**Listing**
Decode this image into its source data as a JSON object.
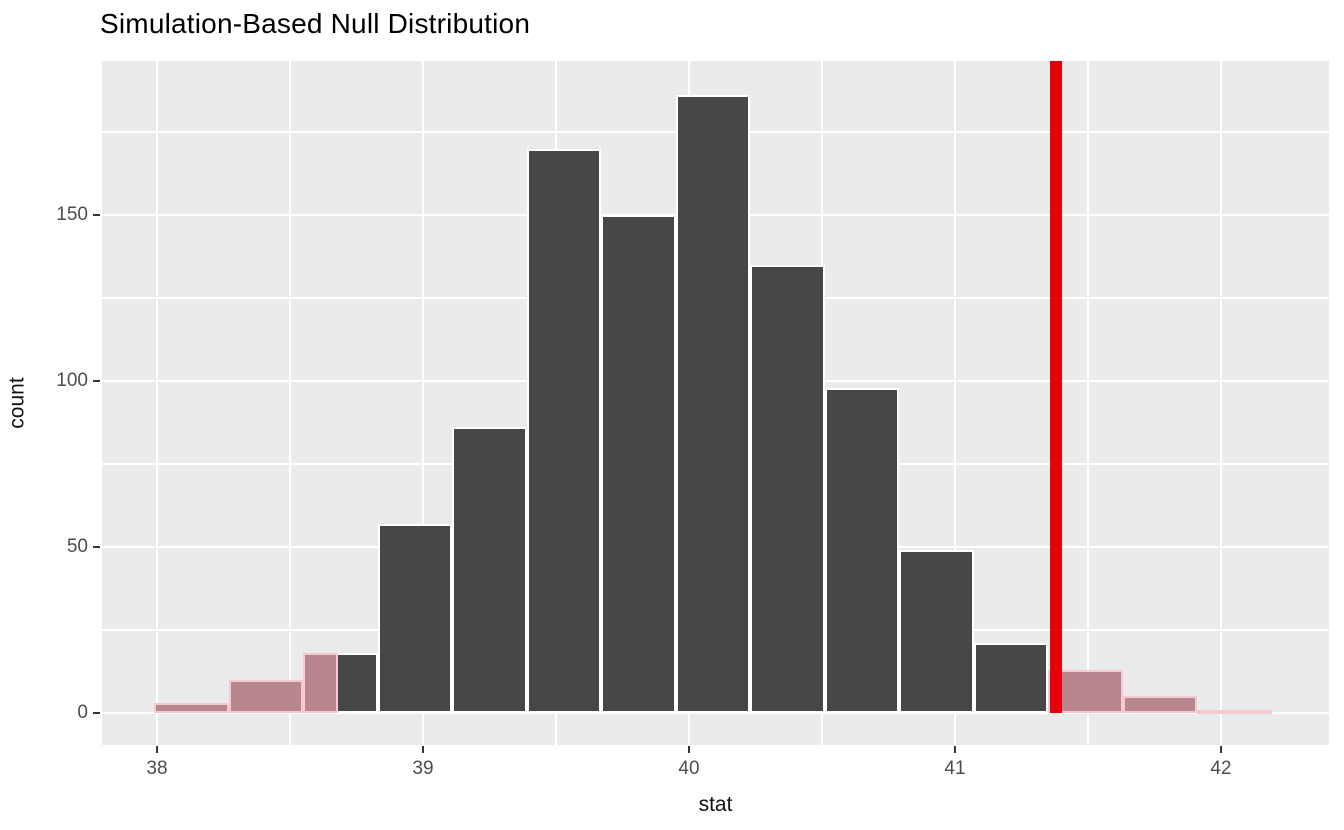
{
  "title": "Simulation-Based Null Distribution",
  "chart_data": {
    "type": "bar",
    "subtype": "histogram",
    "title": "Simulation-Based Null Distribution",
    "xlabel": "stat",
    "ylabel": "count",
    "x_ticks": [
      38,
      39,
      40,
      41,
      42
    ],
    "y_ticks": [
      0,
      50,
      100,
      150
    ],
    "x_minor_ticks": [
      38.5,
      39.5,
      40.5,
      41.5
    ],
    "y_minor_ticks": [
      25,
      75,
      125,
      175
    ],
    "xlim": [
      37.78,
      42.41
    ],
    "ylim": [
      -9.6,
      196.4
    ],
    "bin_width": 0.28,
    "grid": true,
    "legend": "none",
    "observed_stat": 41.38,
    "two_sided_mirror_cutoff": 38.68,
    "bins": [
      {
        "x0": 37.99,
        "x1": 38.27,
        "count": 3,
        "region": "tail"
      },
      {
        "x0": 38.27,
        "x1": 38.55,
        "count": 10,
        "region": "tail"
      },
      {
        "x0": 38.55,
        "x1": 38.83,
        "count": 18,
        "region": "split",
        "split_at": 38.68
      },
      {
        "x0": 38.83,
        "x1": 39.11,
        "count": 57,
        "region": "null"
      },
      {
        "x0": 39.11,
        "x1": 39.39,
        "count": 86,
        "region": "null"
      },
      {
        "x0": 39.39,
        "x1": 39.67,
        "count": 170,
        "region": "null"
      },
      {
        "x0": 39.67,
        "x1": 39.95,
        "count": 150,
        "region": "null"
      },
      {
        "x0": 39.95,
        "x1": 40.23,
        "count": 186,
        "region": "null"
      },
      {
        "x0": 40.23,
        "x1": 40.51,
        "count": 135,
        "region": "null"
      },
      {
        "x0": 40.51,
        "x1": 40.79,
        "count": 98,
        "region": "null"
      },
      {
        "x0": 40.79,
        "x1": 41.07,
        "count": 49,
        "region": "null"
      },
      {
        "x0": 41.07,
        "x1": 41.35,
        "count": 21,
        "region": "null"
      },
      {
        "x0": 41.35,
        "x1": 41.63,
        "count": 13,
        "region": "tail"
      },
      {
        "x0": 41.63,
        "x1": 41.91,
        "count": 5,
        "region": "tail"
      },
      {
        "x0": 41.91,
        "x1": 42.19,
        "count": 1,
        "region": "tail"
      }
    ]
  },
  "colors": {
    "panel_background": "#EBEBEB",
    "gridline": "#FFFFFF",
    "null_bar_fill": "#474747",
    "bar_outline": "#FFFFFF",
    "tail_bar_fill": "#B8868F",
    "tail_bar_outline": "#F6C9D1",
    "observed_line": "#E60008",
    "tick_label": "#4D4D4D",
    "axis_title": "#111111",
    "title": "#000000"
  }
}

**The task**
Omit each picture, then return all of the listing exactly as it stands.

**Result for this exercise**
Decode this image into its source data as a JSON object.
{
  "title": "Simulation-Based Null Distribution",
  "chart_data": {
    "type": "bar",
    "subtype": "histogram",
    "title": "Simulation-Based Null Distribution",
    "xlabel": "stat",
    "ylabel": "count",
    "x_ticks": [
      38,
      39,
      40,
      41,
      42
    ],
    "y_ticks": [
      0,
      50,
      100,
      150
    ],
    "x_minor_ticks": [
      38.5,
      39.5,
      40.5,
      41.5
    ],
    "y_minor_ticks": [
      25,
      75,
      125,
      175
    ],
    "xlim": [
      37.78,
      42.41
    ],
    "ylim": [
      -9.6,
      196.4
    ],
    "bin_width": 0.28,
    "grid": true,
    "legend": "none",
    "observed_stat": 41.38,
    "two_sided_mirror_cutoff": 38.68,
    "bins": [
      {
        "x0": 37.99,
        "x1": 38.27,
        "count": 3,
        "region": "tail"
      },
      {
        "x0": 38.27,
        "x1": 38.55,
        "count": 10,
        "region": "tail"
      },
      {
        "x0": 38.55,
        "x1": 38.83,
        "count": 18,
        "region": "split",
        "split_at": 38.68
      },
      {
        "x0": 38.83,
        "x1": 39.11,
        "count": 57,
        "region": "null"
      },
      {
        "x0": 39.11,
        "x1": 39.39,
        "count": 86,
        "region": "null"
      },
      {
        "x0": 39.39,
        "x1": 39.67,
        "count": 170,
        "region": "null"
      },
      {
        "x0": 39.67,
        "x1": 39.95,
        "count": 150,
        "region": "null"
      },
      {
        "x0": 39.95,
        "x1": 40.23,
        "count": 186,
        "region": "null"
      },
      {
        "x0": 40.23,
        "x1": 40.51,
        "count": 135,
        "region": "null"
      },
      {
        "x0": 40.51,
        "x1": 40.79,
        "count": 98,
        "region": "null"
      },
      {
        "x0": 40.79,
        "x1": 41.07,
        "count": 49,
        "region": "null"
      },
      {
        "x0": 41.07,
        "x1": 41.35,
        "count": 21,
        "region": "null"
      },
      {
        "x0": 41.35,
        "x1": 41.63,
        "count": 13,
        "region": "tail"
      },
      {
        "x0": 41.63,
        "x1": 41.91,
        "count": 5,
        "region": "tail"
      },
      {
        "x0": 41.91,
        "x1": 42.19,
        "count": 1,
        "region": "tail"
      }
    ]
  },
  "colors": {
    "panel_background": "#EBEBEB",
    "gridline": "#FFFFFF",
    "null_bar_fill": "#474747",
    "bar_outline": "#FFFFFF",
    "tail_bar_fill": "#B8868F",
    "tail_bar_outline": "#F6C9D1",
    "observed_line": "#E60008",
    "tick_label": "#4D4D4D",
    "axis_title": "#111111",
    "title": "#000000"
  }
}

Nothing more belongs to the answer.